EXERCISE DESCRIPTION:
Every record must be written out once more, with nothing added or omitted.

===== GIVEN INFORMATION

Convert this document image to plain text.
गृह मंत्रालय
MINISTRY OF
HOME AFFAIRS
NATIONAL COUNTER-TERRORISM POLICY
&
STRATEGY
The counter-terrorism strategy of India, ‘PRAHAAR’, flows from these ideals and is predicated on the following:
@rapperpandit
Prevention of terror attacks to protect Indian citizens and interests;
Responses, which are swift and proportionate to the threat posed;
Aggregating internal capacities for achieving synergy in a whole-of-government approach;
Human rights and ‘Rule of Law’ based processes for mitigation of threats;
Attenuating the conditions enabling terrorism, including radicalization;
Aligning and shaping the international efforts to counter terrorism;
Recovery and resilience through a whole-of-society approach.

==========

COMPLETE OUTPUT:
Convert this document image to plain text.
गृह मंत्रालय
MINISTRY OF
HOME AFFAIRS
NATIONAL COUNTER-TERRORISM POLICY
&
STRATEGY
The counter-terrorism strategy of India, ‘PRAHAAR’, flows from these ideals and is predicated on the following:
@rapperpandit
Prevention of terror attacks to protect Indian citizens and interests;
Responses, which are swift and proportionate to the threat posed;
Aggregating internal capacities for achieving synergy in a whole-of-government approach;
Human rights and ‘Rule of Law’ based processes for mitigation of threats;
Attenuating the conditions enabling terrorism, including radicalization;
Aligning and shaping the international efforts to counter terrorism;
Recovery and resilience through a whole-of-society approach.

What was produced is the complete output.